REQUIRED TASK ▸
Work out how many lines of the material below mention the word "title"; reply with the number only.

----- RECORDS FOR THIS EXERCISE -----

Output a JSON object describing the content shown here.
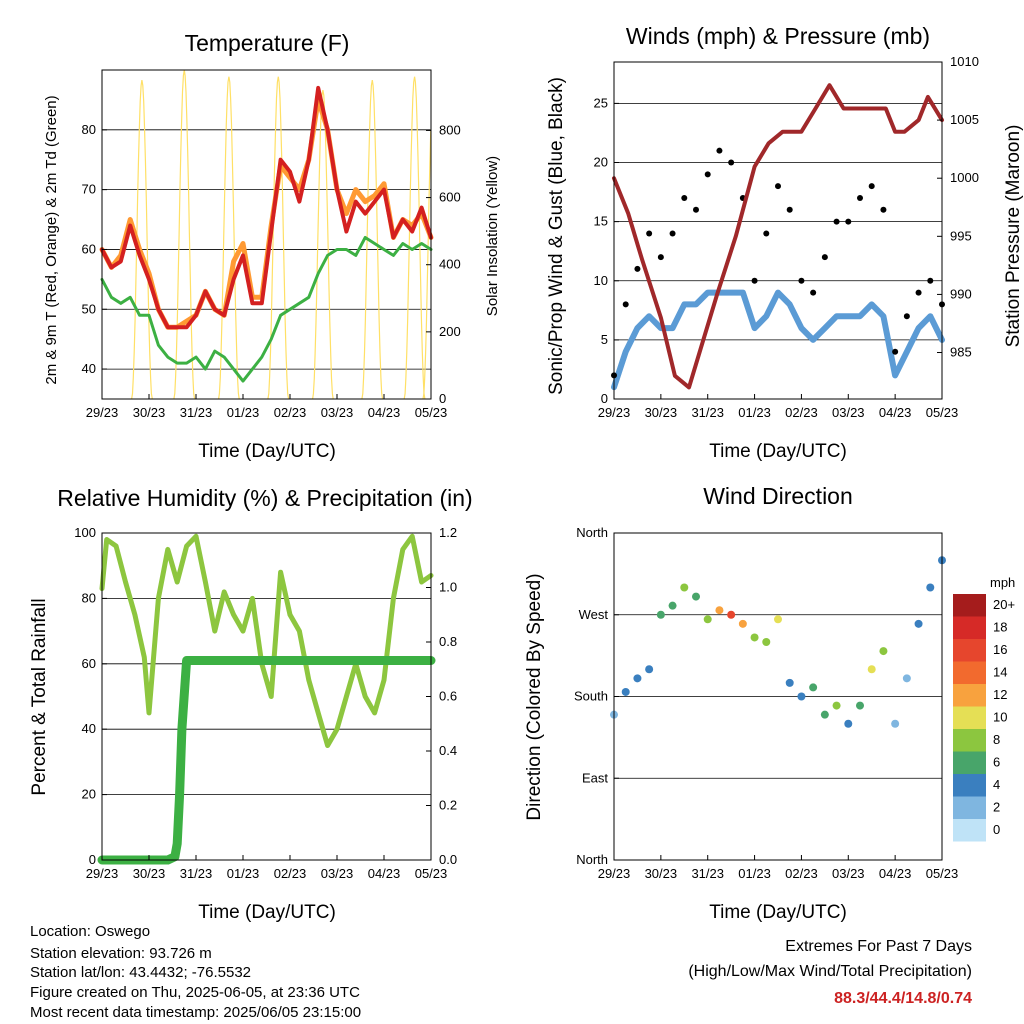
{
  "x_tick_labels": [
    "29/23",
    "30/23",
    "31/23",
    "01/23",
    "02/23",
    "03/23",
    "04/23",
    "05/23"
  ],
  "x_axis_label": "Time (Day/UTC)",
  "chart_data": [
    {
      "id": "temperature",
      "type": "line",
      "title": "Temperature (F)",
      "xlabel": "Time (Day/UTC)",
      "ylabel": "2m & 9m T (Red, Orange) & 2m Td (Green)",
      "ylabel_right": "Solar Insolation (Yellow)",
      "ylim": [
        35,
        90
      ],
      "yticks": [
        40,
        50,
        60,
        70,
        80
      ],
      "ylim_right": [
        0,
        980
      ],
      "yticks_right": [
        0,
        200,
        400,
        600,
        800
      ],
      "x_days": [
        0,
        7
      ],
      "grid": true,
      "series": [
        {
          "color": "#ff9a33",
          "x": [
            0,
            0.2,
            0.4,
            0.6,
            0.8,
            1.0,
            1.2,
            1.4,
            1.6,
            1.8,
            2.0,
            2.2,
            2.4,
            2.6,
            2.8,
            3.0,
            3.2,
            3.4,
            3.6,
            3.8,
            4.0,
            4.2,
            4.4,
            4.6,
            4.8,
            5.0,
            5.2,
            5.4,
            5.6,
            5.8,
            6.0,
            6.2,
            6.4,
            6.6,
            6.8,
            7.0
          ],
          "y": [
            60,
            57,
            59,
            65,
            60,
            56,
            50,
            47,
            47,
            48,
            49,
            53,
            50,
            49,
            58,
            61,
            52,
            52,
            64,
            74,
            72,
            70,
            75,
            85,
            80,
            70,
            66,
            70,
            68,
            69,
            71,
            62,
            65,
            64,
            66,
            62
          ]
        },
        {
          "color": "#d42020",
          "x": [
            0,
            0.2,
            0.4,
            0.6,
            0.8,
            1.0,
            1.2,
            1.4,
            1.6,
            1.8,
            2.0,
            2.2,
            2.4,
            2.6,
            2.8,
            3.0,
            3.2,
            3.4,
            3.6,
            3.8,
            4.0,
            4.2,
            4.4,
            4.6,
            4.8,
            5.0,
            5.2,
            5.4,
            5.6,
            5.8,
            6.0,
            6.2,
            6.4,
            6.6,
            6.8,
            7.0
          ],
          "y": [
            60,
            57,
            58,
            64,
            59,
            55,
            50,
            47,
            47,
            47,
            49,
            53,
            50,
            49,
            55,
            59,
            51,
            51,
            63,
            75,
            73,
            68,
            75,
            87,
            80,
            70,
            63,
            68,
            66,
            68,
            70,
            62,
            65,
            63,
            67,
            62
          ]
        },
        {
          "color": "#3cb043",
          "x": [
            0,
            0.2,
            0.4,
            0.6,
            0.8,
            1.0,
            1.2,
            1.4,
            1.6,
            1.8,
            2.0,
            2.2,
            2.4,
            2.6,
            2.8,
            3.0,
            3.2,
            3.4,
            3.6,
            3.8,
            4.0,
            4.2,
            4.4,
            4.6,
            4.8,
            5.0,
            5.2,
            5.4,
            5.6,
            5.8,
            6.0,
            6.2,
            6.4,
            6.6,
            6.8,
            7.0
          ],
          "y": [
            55,
            52,
            51,
            52,
            49,
            49,
            44,
            42,
            41,
            41,
            42,
            40,
            43,
            42,
            40,
            38,
            40,
            42,
            45,
            49,
            50,
            51,
            52,
            56,
            59,
            60,
            60,
            59,
            62,
            61,
            60,
            59,
            61,
            60,
            61,
            60
          ]
        },
        {
          "color": "#ffe066",
          "type": "solar",
          "peak_days": [
            0.85,
            1.75,
            2.7,
            3.75,
            4.7,
            5.75,
            6.65,
            7.05
          ],
          "peak_values": [
            950,
            980,
            960,
            960,
            920,
            950,
            960,
            940
          ]
        }
      ]
    },
    {
      "id": "winds",
      "type": "scatter",
      "title": "Winds (mph) & Pressure (mb)",
      "xlabel": "Time (Day/UTC)",
      "ylabel": "Sonic/Prop Wind & Gust (Blue, Black)",
      "ylabel_right": "Station Pressure (Maroon)",
      "ylim": [
        0,
        28.5
      ],
      "yticks": [
        0,
        5,
        10,
        15,
        20,
        25
      ],
      "ylim_right": [
        981,
        1010
      ],
      "yticks_right": [
        985,
        990,
        995,
        1000,
        1005,
        1010
      ],
      "x_days": [
        0,
        7
      ],
      "grid": true,
      "wind_x": [
        0,
        0.25,
        0.5,
        0.75,
        1.0,
        1.25,
        1.5,
        1.75,
        2.0,
        2.25,
        2.5,
        2.75,
        3.0,
        3.25,
        3.5,
        3.75,
        4.0,
        4.25,
        4.5,
        4.75,
        5.0,
        5.25,
        5.5,
        5.75,
        6.0,
        6.25,
        6.5,
        6.75,
        7.0
      ],
      "wind_blue": [
        1,
        4,
        6,
        7,
        6,
        6,
        8,
        8,
        9,
        9,
        9,
        9,
        6,
        7,
        9,
        8,
        6,
        5,
        6,
        7,
        7,
        7,
        8,
        7,
        2,
        4,
        6,
        7,
        5
      ],
      "gust_black": [
        2,
        8,
        11,
        14,
        12,
        14,
        17,
        16,
        19,
        21,
        20,
        17,
        10,
        14,
        18,
        16,
        10,
        9,
        12,
        15,
        15,
        17,
        18,
        16,
        4,
        7,
        9,
        10,
        8
      ],
      "pressure_x": [
        0,
        0.3,
        0.6,
        1.0,
        1.3,
        1.6,
        1.9,
        2.2,
        2.6,
        3.0,
        3.3,
        3.6,
        4.0,
        4.3,
        4.6,
        4.9,
        5.2,
        5.5,
        5.8,
        6.0,
        6.2,
        6.5,
        6.7,
        7.0
      ],
      "pressure": [
        1000,
        997,
        993,
        988,
        983,
        982,
        986,
        990,
        995,
        1001,
        1003,
        1004,
        1004,
        1006,
        1008,
        1006,
        1006,
        1006,
        1006,
        1004,
        1004,
        1005,
        1007,
        1005
      ]
    },
    {
      "id": "humidity",
      "type": "line",
      "title": "Relative Humidity (%) & Precipitation (in)",
      "xlabel": "Time (Day/UTC)",
      "ylabel": "Percent & Total Rainfall",
      "ylim": [
        0,
        100
      ],
      "yticks": [
        0,
        20,
        40,
        60,
        80,
        100
      ],
      "ylim_right": [
        0,
        1.2
      ],
      "yticks_right": [
        "0.0",
        "0.2",
        "0.4",
        "0.6",
        "0.8",
        "1.0",
        "1.2"
      ],
      "x_days": [
        0,
        7
      ],
      "grid": true,
      "series": [
        {
          "color": "#8dc63f",
          "x": [
            0,
            0.1,
            0.3,
            0.5,
            0.7,
            0.9,
            1.0,
            1.2,
            1.4,
            1.6,
            1.8,
            2.0,
            2.2,
            2.4,
            2.6,
            2.8,
            3.0,
            3.2,
            3.4,
            3.6,
            3.8,
            4.0,
            4.2,
            4.4,
            4.6,
            4.8,
            5.0,
            5.2,
            5.4,
            5.6,
            5.8,
            6.0,
            6.2,
            6.4,
            6.6,
            6.8,
            7.0
          ],
          "y": [
            83,
            98,
            96,
            85,
            75,
            62,
            45,
            80,
            95,
            85,
            96,
            99,
            85,
            70,
            82,
            75,
            70,
            80,
            60,
            50,
            88,
            75,
            70,
            55,
            45,
            35,
            40,
            50,
            60,
            50,
            45,
            55,
            80,
            95,
            99,
            85,
            87
          ]
        },
        {
          "color": "#3cb043",
          "x": [
            0,
            0.5,
            1.0,
            1.4,
            1.55,
            1.6,
            1.65,
            1.7,
            1.8,
            2.0,
            3.0,
            4.0,
            5.0,
            6.0,
            7.0
          ],
          "y": [
            0,
            0,
            0,
            0,
            1,
            5,
            20,
            40,
            61,
            61,
            61,
            61,
            61,
            61,
            61
          ]
        }
      ]
    },
    {
      "id": "wind_direction",
      "type": "scatter",
      "title": "Wind Direction",
      "xlabel": "Time (Day/UTC)",
      "ylabel": "Direction (Colored By Speed)",
      "ytick_labels": [
        "North",
        "East",
        "South",
        "West",
        "North"
      ],
      "ylim": [
        0,
        360
      ],
      "x_days": [
        0,
        7
      ],
      "grid": true,
      "direction_x": [
        0,
        0.25,
        0.5,
        0.75,
        1.0,
        1.25,
        1.5,
        1.75,
        2.0,
        2.25,
        2.5,
        2.75,
        3.0,
        3.25,
        3.5,
        3.75,
        4.0,
        4.25,
        4.5,
        4.75,
        5.0,
        5.25,
        5.5,
        5.75,
        6.0,
        6.25,
        6.5,
        6.75,
        7.0
      ],
      "direction": [
        160,
        185,
        200,
        210,
        270,
        280,
        300,
        290,
        265,
        275,
        270,
        260,
        245,
        240,
        265,
        195,
        180,
        190,
        160,
        170,
        150,
        170,
        210,
        230,
        150,
        200,
        260,
        300,
        330
      ],
      "speed_class": [
        2,
        3,
        3,
        4,
        6,
        6,
        8,
        6,
        8,
        12,
        16,
        12,
        8,
        8,
        10,
        4,
        4,
        6,
        6,
        8,
        4,
        6,
        10,
        8,
        2,
        2,
        4,
        4,
        4
      ],
      "colorbar": {
        "unit": "mph",
        "labels": [
          "20+",
          "18",
          "16",
          "14",
          "12",
          "10",
          "8",
          "6",
          "4",
          "2",
          "0"
        ],
        "colors": [
          "#a51c1c",
          "#d62a27",
          "#e6462d",
          "#f26a2e",
          "#f8a23e",
          "#e5df55",
          "#8cc63f",
          "#48a56a",
          "#3a7fbf",
          "#7fb6e0",
          "#bfe3f7"
        ]
      }
    }
  ],
  "station_info": {
    "location": "Location: Oswego",
    "elevation": "Station elevation: 93.726 m",
    "latlon": "Station lat/lon: 43.4432; -76.5532",
    "created": "Figure created on Thu, 2025-06-05, at 23:36 UTC",
    "recent": "Most recent data timestamp: 2025/06/05 23:15:00"
  },
  "extremes": {
    "heading": "Extremes For Past 7 Days",
    "subheading": "(High/Low/Max Wind/Total Precipitation)",
    "values": "88.3/44.4/14.8/0.74"
  }
}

-----

EXERCISE RESULT ▸
4